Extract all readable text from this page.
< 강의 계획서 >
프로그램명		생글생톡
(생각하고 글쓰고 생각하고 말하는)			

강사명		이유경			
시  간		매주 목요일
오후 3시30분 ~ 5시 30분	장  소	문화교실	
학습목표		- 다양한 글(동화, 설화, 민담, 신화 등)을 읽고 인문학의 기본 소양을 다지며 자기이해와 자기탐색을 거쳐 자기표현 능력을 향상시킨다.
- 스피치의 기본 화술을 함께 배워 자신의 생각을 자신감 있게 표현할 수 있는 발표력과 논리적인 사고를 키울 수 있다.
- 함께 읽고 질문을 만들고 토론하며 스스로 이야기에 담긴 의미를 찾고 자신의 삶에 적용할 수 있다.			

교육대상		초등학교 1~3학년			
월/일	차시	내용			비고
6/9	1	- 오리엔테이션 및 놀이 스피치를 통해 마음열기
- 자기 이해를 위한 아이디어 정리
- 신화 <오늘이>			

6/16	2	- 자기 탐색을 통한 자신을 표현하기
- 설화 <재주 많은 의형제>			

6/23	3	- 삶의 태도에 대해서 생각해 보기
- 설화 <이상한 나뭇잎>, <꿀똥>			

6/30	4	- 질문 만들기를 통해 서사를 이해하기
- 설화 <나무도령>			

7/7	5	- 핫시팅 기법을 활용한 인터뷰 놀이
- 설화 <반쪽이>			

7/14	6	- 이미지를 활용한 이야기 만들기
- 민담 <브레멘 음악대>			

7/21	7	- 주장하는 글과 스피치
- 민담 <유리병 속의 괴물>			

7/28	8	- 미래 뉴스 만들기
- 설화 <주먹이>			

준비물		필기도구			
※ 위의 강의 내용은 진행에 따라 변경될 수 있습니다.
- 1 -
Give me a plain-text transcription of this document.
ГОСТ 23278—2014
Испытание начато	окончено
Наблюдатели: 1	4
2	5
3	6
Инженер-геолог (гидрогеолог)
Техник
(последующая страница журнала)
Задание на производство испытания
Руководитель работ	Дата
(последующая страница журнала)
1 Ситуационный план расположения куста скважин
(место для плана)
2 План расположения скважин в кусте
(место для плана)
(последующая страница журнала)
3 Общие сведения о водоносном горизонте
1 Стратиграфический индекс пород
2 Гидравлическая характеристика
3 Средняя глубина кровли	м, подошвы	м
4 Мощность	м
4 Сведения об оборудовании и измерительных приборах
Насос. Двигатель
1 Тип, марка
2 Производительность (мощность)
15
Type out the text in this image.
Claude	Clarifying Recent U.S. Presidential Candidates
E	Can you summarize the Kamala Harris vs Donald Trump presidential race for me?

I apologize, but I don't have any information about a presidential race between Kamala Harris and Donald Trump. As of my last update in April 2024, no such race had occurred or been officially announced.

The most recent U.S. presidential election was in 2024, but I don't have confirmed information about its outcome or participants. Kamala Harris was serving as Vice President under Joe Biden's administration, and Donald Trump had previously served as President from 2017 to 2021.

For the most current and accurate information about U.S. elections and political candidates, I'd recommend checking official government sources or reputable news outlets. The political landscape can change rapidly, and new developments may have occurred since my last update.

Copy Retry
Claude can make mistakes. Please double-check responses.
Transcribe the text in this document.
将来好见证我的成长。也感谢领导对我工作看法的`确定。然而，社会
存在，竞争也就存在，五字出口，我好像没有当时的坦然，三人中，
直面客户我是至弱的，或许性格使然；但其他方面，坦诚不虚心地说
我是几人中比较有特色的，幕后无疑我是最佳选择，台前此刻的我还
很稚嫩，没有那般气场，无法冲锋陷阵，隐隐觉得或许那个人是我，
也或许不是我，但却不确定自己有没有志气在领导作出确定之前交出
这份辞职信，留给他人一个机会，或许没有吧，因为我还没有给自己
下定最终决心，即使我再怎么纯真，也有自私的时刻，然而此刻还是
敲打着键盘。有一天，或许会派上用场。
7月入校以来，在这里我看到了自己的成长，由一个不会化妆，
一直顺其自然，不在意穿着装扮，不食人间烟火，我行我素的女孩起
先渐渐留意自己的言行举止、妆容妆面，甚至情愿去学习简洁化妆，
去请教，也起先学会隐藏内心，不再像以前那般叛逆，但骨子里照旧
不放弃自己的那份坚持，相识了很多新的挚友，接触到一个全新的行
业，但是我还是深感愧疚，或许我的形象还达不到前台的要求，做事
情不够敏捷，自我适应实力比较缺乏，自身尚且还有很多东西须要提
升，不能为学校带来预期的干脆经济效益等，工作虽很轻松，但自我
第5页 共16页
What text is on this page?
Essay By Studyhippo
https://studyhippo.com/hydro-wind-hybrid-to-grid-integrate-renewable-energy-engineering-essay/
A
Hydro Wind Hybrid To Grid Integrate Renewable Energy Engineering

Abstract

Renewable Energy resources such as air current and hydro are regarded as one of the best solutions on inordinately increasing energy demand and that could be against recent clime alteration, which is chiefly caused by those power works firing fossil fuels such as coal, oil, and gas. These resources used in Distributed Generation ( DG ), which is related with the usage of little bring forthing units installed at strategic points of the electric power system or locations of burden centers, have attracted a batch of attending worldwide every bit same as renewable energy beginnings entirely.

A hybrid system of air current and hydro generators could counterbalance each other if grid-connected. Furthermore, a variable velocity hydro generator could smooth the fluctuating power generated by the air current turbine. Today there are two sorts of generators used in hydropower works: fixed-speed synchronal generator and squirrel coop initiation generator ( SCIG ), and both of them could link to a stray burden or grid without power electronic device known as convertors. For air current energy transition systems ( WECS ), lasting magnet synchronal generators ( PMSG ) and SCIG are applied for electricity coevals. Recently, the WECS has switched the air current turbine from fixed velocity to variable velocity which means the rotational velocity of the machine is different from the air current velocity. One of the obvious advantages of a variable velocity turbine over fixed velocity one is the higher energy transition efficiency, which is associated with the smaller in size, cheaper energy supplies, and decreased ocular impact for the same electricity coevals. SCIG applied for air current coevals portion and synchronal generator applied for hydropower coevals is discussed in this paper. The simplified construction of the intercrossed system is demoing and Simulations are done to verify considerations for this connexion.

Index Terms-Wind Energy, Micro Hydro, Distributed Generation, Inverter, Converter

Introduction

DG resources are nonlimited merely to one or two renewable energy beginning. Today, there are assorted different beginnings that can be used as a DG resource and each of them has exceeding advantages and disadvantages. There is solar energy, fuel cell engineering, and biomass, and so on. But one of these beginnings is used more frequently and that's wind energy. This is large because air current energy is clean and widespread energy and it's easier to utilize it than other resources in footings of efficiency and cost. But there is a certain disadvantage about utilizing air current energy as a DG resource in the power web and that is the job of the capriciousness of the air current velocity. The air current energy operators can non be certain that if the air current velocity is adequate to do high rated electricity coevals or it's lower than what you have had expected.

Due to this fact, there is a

SHORT PROBLEM >> Every line of the listing that holds "Claude" should be found and copied.

RIGHT ANSWER >>
Claude	Clarifying Recent U.S. Presidential Candidates
Claude can make mistakes. Please double-check responses.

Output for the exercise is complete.